## Exercise instructions
Find the number of lines containing the string "text" in the data. Answer with the number by itself.

## Data supplied
•••
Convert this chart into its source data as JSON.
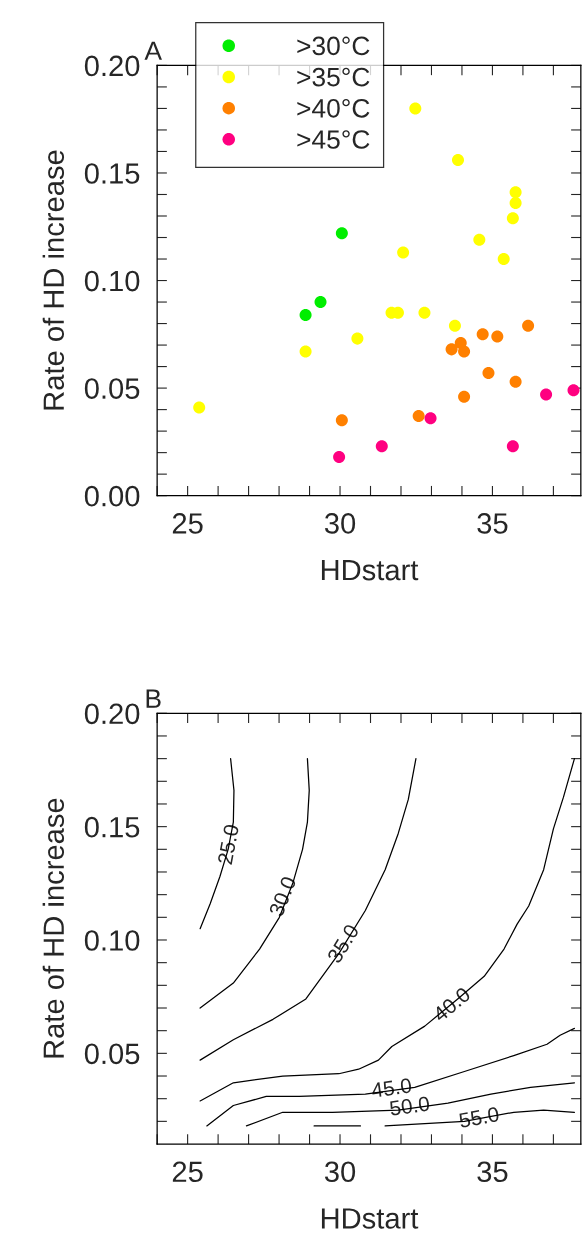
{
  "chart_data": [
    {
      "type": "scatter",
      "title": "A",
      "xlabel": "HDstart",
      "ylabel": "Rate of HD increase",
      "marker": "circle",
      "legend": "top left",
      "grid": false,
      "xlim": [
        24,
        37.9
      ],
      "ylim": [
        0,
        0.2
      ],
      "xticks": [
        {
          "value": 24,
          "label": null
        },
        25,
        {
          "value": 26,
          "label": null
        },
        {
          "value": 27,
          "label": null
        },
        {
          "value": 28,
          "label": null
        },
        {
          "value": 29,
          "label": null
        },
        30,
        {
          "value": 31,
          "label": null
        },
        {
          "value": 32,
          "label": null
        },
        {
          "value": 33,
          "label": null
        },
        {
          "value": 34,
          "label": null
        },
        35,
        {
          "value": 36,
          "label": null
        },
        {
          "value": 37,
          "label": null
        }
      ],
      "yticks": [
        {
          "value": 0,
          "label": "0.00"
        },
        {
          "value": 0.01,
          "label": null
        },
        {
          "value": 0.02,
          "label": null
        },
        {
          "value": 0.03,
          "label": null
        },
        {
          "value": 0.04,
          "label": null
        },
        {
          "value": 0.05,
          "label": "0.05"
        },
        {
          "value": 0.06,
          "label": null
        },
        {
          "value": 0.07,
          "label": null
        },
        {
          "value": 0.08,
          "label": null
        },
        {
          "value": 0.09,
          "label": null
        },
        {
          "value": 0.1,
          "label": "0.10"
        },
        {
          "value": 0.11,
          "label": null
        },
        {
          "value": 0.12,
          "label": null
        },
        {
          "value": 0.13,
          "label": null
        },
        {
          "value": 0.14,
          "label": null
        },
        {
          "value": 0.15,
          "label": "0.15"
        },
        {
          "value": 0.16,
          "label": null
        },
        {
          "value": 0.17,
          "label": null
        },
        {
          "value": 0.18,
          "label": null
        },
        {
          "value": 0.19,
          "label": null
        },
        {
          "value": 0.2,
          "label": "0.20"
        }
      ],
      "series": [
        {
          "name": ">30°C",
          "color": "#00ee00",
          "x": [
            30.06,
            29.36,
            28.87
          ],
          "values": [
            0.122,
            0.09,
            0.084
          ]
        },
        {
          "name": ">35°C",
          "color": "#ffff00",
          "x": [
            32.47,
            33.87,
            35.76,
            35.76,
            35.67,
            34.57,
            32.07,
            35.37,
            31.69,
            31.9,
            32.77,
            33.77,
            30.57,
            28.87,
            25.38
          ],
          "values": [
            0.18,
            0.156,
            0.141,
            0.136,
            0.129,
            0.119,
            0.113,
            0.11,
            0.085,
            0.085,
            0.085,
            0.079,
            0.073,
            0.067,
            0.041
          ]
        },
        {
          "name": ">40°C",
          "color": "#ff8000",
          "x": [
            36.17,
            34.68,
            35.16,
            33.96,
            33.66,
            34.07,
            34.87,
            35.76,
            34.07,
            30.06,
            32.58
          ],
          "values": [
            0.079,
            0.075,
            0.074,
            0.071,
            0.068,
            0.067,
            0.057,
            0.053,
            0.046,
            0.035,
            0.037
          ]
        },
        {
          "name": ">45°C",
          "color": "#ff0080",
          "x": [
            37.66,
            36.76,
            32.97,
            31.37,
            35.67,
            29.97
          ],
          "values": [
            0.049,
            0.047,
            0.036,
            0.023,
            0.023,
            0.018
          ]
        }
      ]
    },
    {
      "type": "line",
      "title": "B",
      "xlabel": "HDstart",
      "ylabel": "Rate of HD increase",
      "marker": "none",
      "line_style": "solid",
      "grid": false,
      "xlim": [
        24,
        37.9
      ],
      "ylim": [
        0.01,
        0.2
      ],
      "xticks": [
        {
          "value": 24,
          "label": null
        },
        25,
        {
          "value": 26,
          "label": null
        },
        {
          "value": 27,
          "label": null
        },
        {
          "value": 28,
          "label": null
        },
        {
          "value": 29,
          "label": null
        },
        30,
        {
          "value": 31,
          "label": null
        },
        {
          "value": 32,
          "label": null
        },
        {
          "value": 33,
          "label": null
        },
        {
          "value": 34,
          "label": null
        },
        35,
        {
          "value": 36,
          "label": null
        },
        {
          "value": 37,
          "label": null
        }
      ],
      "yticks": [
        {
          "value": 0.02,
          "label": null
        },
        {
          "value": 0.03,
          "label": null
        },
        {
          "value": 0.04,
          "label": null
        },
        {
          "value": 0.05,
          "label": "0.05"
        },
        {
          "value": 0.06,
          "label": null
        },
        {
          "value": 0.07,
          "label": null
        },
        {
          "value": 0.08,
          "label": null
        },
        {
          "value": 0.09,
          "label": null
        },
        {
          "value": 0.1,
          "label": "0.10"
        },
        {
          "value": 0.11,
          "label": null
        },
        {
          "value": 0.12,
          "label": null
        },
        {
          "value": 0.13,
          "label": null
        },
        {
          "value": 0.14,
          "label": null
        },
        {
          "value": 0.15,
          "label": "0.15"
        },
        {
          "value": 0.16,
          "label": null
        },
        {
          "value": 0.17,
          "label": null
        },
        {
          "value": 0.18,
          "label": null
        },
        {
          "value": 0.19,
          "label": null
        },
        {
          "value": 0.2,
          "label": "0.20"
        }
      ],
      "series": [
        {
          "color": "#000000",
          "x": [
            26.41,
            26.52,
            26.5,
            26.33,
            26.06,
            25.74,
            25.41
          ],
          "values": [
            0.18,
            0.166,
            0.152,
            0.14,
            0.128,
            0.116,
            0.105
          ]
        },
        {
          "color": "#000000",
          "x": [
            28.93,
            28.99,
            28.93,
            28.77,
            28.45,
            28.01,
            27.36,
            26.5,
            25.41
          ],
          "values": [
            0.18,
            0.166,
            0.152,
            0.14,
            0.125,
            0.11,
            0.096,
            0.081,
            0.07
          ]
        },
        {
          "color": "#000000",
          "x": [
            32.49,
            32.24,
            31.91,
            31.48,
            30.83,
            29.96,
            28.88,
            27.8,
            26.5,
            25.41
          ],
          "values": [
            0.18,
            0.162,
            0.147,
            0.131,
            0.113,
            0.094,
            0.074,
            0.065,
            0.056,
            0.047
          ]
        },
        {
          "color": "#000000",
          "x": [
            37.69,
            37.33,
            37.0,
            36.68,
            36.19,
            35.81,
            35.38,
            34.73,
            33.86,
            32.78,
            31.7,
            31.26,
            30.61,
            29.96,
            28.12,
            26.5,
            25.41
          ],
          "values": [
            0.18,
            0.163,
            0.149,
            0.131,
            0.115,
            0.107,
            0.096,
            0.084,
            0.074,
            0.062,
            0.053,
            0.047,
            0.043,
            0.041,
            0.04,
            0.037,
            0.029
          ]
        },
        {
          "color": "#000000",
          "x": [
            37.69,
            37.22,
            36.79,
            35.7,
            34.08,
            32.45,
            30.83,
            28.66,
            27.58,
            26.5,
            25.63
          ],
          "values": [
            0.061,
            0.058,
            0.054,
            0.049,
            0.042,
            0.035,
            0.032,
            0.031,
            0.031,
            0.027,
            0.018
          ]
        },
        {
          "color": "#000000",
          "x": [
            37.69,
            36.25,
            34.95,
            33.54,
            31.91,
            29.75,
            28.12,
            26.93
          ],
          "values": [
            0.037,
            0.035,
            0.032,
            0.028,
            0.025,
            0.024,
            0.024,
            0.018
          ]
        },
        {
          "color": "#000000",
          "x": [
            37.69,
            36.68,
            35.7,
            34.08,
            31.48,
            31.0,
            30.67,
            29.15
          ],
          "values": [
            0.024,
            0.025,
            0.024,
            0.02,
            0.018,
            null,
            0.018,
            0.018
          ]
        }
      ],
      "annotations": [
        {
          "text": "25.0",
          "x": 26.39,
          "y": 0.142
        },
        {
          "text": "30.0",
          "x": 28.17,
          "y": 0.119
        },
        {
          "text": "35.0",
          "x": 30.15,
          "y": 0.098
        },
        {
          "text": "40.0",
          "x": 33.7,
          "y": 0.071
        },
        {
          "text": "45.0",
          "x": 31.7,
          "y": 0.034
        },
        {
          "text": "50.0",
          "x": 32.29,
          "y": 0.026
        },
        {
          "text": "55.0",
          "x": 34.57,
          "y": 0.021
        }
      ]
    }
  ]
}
•••
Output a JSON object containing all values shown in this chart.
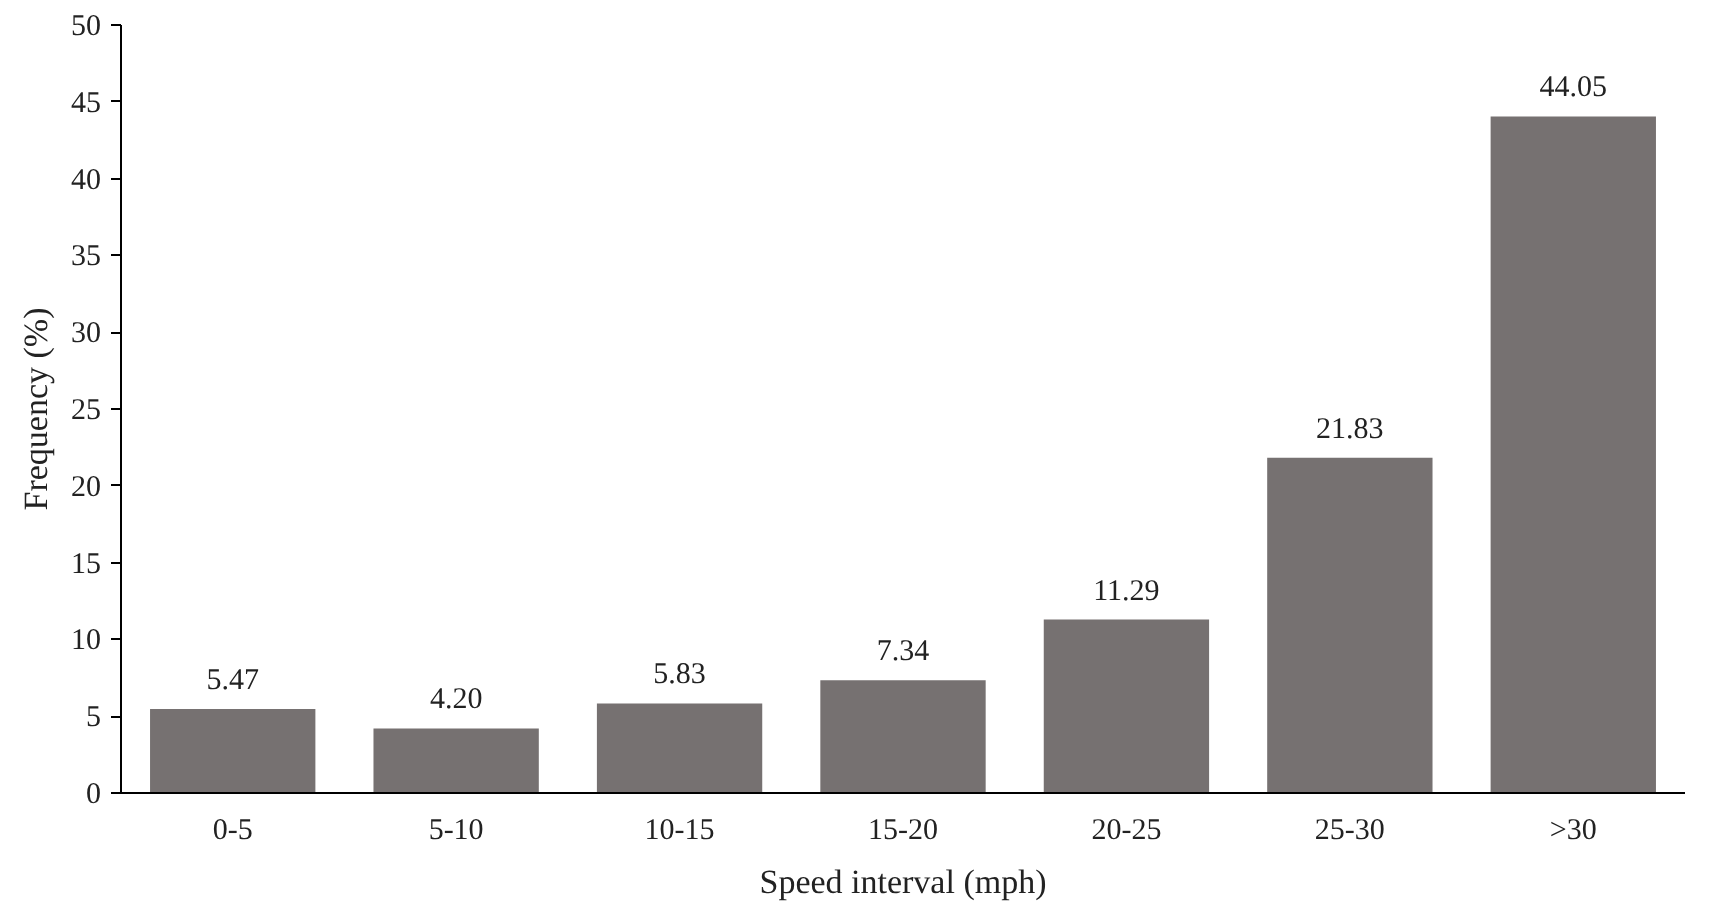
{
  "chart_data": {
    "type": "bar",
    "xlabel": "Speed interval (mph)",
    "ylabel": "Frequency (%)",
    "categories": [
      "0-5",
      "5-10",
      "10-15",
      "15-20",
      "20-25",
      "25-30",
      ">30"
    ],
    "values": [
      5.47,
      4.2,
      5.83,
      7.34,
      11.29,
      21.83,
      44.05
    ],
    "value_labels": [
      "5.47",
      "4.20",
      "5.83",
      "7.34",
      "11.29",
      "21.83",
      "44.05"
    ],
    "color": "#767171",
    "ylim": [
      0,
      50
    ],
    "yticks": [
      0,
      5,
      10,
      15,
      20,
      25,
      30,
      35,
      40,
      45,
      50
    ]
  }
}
•••
## Result
7